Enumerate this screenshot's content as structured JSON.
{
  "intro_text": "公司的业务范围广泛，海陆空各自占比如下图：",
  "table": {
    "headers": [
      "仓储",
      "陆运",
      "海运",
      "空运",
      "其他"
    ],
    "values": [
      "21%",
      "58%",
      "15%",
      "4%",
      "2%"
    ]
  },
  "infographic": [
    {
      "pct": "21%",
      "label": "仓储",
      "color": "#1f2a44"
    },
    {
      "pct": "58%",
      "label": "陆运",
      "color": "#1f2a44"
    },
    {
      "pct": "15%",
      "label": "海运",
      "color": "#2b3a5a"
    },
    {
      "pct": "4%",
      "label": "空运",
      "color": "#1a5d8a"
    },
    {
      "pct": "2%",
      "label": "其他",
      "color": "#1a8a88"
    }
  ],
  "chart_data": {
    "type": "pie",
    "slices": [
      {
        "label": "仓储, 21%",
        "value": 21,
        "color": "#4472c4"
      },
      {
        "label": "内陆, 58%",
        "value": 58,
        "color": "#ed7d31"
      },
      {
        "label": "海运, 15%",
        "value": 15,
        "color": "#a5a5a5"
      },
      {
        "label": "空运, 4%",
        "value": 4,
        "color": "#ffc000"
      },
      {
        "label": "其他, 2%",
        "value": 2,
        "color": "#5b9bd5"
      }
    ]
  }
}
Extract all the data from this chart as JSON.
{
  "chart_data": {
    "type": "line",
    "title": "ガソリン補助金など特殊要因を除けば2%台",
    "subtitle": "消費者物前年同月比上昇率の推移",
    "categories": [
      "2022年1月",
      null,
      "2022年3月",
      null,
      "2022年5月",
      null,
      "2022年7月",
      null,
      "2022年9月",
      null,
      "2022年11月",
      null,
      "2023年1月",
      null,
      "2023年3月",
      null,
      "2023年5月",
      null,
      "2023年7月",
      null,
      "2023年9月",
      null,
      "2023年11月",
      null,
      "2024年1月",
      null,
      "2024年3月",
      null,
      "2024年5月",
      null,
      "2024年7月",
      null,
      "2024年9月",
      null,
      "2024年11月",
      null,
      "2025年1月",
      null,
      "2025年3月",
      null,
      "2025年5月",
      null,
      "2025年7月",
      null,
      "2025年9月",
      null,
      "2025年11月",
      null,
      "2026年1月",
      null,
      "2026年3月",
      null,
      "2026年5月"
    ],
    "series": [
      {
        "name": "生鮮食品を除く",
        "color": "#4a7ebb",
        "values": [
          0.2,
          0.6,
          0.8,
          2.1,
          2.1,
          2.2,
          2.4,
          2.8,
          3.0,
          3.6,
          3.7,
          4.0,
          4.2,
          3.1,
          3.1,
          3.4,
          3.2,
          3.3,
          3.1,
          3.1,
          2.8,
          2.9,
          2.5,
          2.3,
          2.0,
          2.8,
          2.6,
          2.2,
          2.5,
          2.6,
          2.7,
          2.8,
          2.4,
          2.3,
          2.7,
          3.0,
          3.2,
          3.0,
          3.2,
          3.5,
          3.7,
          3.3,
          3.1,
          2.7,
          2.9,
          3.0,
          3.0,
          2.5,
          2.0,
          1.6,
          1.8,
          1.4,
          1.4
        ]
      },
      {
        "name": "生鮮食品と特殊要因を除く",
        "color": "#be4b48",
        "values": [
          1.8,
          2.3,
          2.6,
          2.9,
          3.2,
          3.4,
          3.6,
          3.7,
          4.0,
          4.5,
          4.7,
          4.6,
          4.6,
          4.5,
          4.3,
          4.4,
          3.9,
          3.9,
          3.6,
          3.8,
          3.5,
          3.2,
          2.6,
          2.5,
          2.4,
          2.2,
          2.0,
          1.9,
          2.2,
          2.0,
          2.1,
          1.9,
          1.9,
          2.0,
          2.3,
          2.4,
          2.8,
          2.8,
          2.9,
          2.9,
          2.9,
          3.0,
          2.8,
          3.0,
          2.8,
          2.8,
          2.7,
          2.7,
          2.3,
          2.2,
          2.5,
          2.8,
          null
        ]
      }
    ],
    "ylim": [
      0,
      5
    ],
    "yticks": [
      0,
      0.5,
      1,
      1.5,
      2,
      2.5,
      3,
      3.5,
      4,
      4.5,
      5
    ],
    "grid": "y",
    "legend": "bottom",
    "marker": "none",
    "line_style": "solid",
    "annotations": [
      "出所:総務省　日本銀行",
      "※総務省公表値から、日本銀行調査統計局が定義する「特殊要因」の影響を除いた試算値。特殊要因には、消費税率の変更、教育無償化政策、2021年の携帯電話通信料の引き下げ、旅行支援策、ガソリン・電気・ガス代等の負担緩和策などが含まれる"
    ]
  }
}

--------

§ Work to do
Extract every record. Keep wording exact.

§ Solution below
Enumerate this screenshot's content as structured JSON.
{
  "intro_text": "公司的业务范围广泛，海陆空各自占比如下图：",
  "table": {
    "headers": [
      "仓储",
      "陆运",
      "海运",
      "空运",
      "其他"
    ],
    "values": [
      "21%",
      "58%",
      "15%",
      "4%",
      "2%"
    ]
  },
  "infographic": [
    {
      "pct": "21%",
      "label": "仓储",
      "color": "#1f2a44"
    },
    {
      "pct": "58%",
      "label": "陆运",
      "color": "#1f2a44"
    },
    {
      "pct": "15%",
      "label": "海运",
      "color": "#2b3a5a"
    },
    {
      "pct": "4%",
      "label": "空运",
      "color": "#1a5d8a"
    },
    {
      "pct": "2%",
      "label": "其他",
      "color": "#1a8a88"
    }
  ],
  "chart_data": {
    "type": "pie",
    "slices": [
      {
        "label": "仓储, 21%",
        "value": 21,
        "color": "#4472c4"
      },
      {
        "label": "内陆, 58%",
        "value": 58,
        "color": "#ed7d31"
      },
      {
        "label": "海运, 15%",
        "value": 15,
        "color": "#a5a5a5"
      },
      {
        "label": "空运, 4%",
        "value": 4,
        "color": "#ffc000"
      },
      {
        "label": "其他, 2%",
        "value": 2,
        "color": "#5b9bd5"
      }
    ]
  }
}
Extract all the data from this chart as JSON.
{
  "chart_data": {
    "type": "line",
    "title": "ガソリン補助金など特殊要因を除けば2%台",
    "subtitle": "消費者物前年同月比上昇率の推移",
    "categories": [
      "2022年1月",
      null,
      "2022年3月",
      null,
      "2022年5月",
      null,
      "2022年7月",
      null,
      "2022年9月",
      null,
      "2022年11月",
      null,
      "2023年1月",
      null,
      "2023年3月",
      null,
      "2023年5月",
      null,
      "2023年7月",
      null,
      "2023年9月",
      null,
      "2023年11月",
      null,
      "2024年1月",
      null,
      "2024年3月",
      null,
      "2024年5月",
      null,
      "2024年7月",
      null,
      "2024年9月",
      null,
      "2024年11月",
      null,
      "2025年1月",
      null,
      "2025年3月",
      null,
      "2025年5月",
      null,
      "2025年7月",
      null,
      "2025年9月",
      null,
      "2025年11月",
      null,
      "2026年1月",
      null,
      "2026年3月",
      null,
      "2026年5月"
    ],
    "series": [
      {
        "name": "生鮮食品を除く",
        "color": "#4a7ebb",
        "values": [
          0.2,
          0.6,
          0.8,
          2.1,
          2.1,
          2.2,
          2.4,
          2.8,
          3.0,
          3.6,
          3.7,
          4.0,
          4.2,
          3.1,
          3.1,
          3.4,
          3.2,
          3.3,
          3.1,
          3.1,
          2.8,
          2.9,
          2.5,
          2.3,
          2.0,
          2.8,
          2.6,
          2.2,
          2.5,
          2.6,
          2.7,
          2.8,
          2.4,
          2.3,
          2.7,
          3.0,
          3.2,
          3.0,
          3.2,
          3.5,
          3.7,
          3.3,
          3.1,
          2.7,
          2.9,
          3.0,
          3.0,
          2.5,
          2.0,
          1.6,
          1.8,
          1.4,
          1.4
        ]
      },
      {
        "name": "生鮮食品と特殊要因を除く",
        "color": "#be4b48",
        "values": [
          1.8,
          2.3,
          2.6,
          2.9,
          3.2,
          3.4,
          3.6,
          3.7,
          4.0,
          4.5,
          4.7,
          4.6,
          4.6,
          4.5,
          4.3,
          4.4,
          3.9,
          3.9,
          3.6,
          3.8,
          3.5,
          3.2,
          2.6,
          2.5,
          2.4,
          2.2,
          2.0,
          1.9,
          2.2,
          2.0,
          2.1,
          1.9,
          1.9,
          2.0,
          2.3,
          2.4,
          2.8,
          2.8,
          2.9,
          2.9,
          2.9,
          3.0,
          2.8,
          3.0,
          2.8,
          2.8,
          2.7,
          2.7,
          2.3,
          2.2,
          2.5,
          2.8,
          null
        ]
      }
    ],
    "ylim": [
      0,
      5
    ],
    "yticks": [
      0,
      0.5,
      1,
      1.5,
      2,
      2.5,
      3,
      3.5,
      4,
      4.5,
      5
    ],
    "grid": "y",
    "legend": "bottom",
    "marker": "none",
    "line_style": "solid",
    "annotations": [
      "出所:総務省　日本銀行",
      "※総務省公表値から、日本銀行調査統計局が定義する「特殊要因」の影響を除いた試算値。特殊要因には、消費税率の変更、教育無償化政策、2021年の携帯電話通信料の引き下げ、旅行支援策、ガソリン・電気・ガス代等の負担緩和策などが含まれる"
    ]
  }
}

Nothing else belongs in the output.